== Records for the exercise

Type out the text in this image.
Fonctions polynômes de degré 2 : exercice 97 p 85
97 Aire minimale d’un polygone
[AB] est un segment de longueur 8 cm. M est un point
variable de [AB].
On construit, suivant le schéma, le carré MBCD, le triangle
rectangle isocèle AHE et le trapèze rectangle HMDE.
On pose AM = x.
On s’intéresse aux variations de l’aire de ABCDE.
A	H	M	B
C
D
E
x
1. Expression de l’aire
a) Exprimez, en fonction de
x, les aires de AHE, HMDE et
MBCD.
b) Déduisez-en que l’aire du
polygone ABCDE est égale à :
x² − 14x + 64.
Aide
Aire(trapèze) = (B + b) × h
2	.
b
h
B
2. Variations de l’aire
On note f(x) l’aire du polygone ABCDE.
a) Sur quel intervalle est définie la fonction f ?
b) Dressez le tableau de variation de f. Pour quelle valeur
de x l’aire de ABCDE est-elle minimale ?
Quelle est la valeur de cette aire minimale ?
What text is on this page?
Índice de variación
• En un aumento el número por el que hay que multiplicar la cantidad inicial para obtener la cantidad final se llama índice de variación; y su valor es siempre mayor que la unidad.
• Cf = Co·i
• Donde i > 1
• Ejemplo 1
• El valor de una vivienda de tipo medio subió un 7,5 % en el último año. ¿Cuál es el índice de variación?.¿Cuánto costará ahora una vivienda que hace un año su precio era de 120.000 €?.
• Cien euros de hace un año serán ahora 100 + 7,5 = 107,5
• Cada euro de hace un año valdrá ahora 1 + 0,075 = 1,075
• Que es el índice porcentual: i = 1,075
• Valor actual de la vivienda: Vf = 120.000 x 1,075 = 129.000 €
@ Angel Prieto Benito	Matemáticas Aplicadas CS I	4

====

What to work on — Reproduce the entire listing word for word.

Task result —
Type out the text in this image.
Fonctions polynômes de degré 2 : exercice 97 p 85
97 Aire minimale d’un polygone
[AB] est un segment de longueur 8 cm. M est un point
variable de [AB].
On construit, suivant le schéma, le carré MBCD, le triangle
rectangle isocèle AHE et le trapèze rectangle HMDE.
On pose AM = x.
On s’intéresse aux variations de l’aire de ABCDE.
A	H	M	B
C
D
E
x
1. Expression de l’aire
a) Exprimez, en fonction de
x, les aires de AHE, HMDE et
MBCD.
b) Déduisez-en que l’aire du
polygone ABCDE est égale à :
x² − 14x + 64.
Aide
Aire(trapèze) = (B + b) × h
2	.
b
h
B
2. Variations de l’aire
On note f(x) l’aire du polygone ABCDE.
a) Sur quel intervalle est définie la fonction f ?
b) Dressez le tableau de variation de f. Pour quelle valeur
de x l’aire de ABCDE est-elle minimale ?
Quelle est la valeur de cette aire minimale ?
What text is on this page?
Índice de variación
• En un aumento el número por el que hay que multiplicar la cantidad inicial para obtener la cantidad final se llama índice de variación; y su valor es siempre mayor que la unidad.
• Cf = Co·i
• Donde i > 1
• Ejemplo 1
• El valor de una vivienda de tipo medio subió un 7,5 % en el último año. ¿Cuál es el índice de variación?.¿Cuánto costará ahora una vivienda que hace un año su precio era de 120.000 €?.
• Cien euros de hace un año serán ahora 100 + 7,5 = 107,5
• Cada euro de hace un año valdrá ahora 1 + 0,075 = 1,075
• Que es el índice porcentual: i = 1,075
• Valor actual de la vivienda: Vf = 120.000 x 1,075 = 129.000 €
@ Angel Prieto Benito	Matemáticas Aplicadas CS I	4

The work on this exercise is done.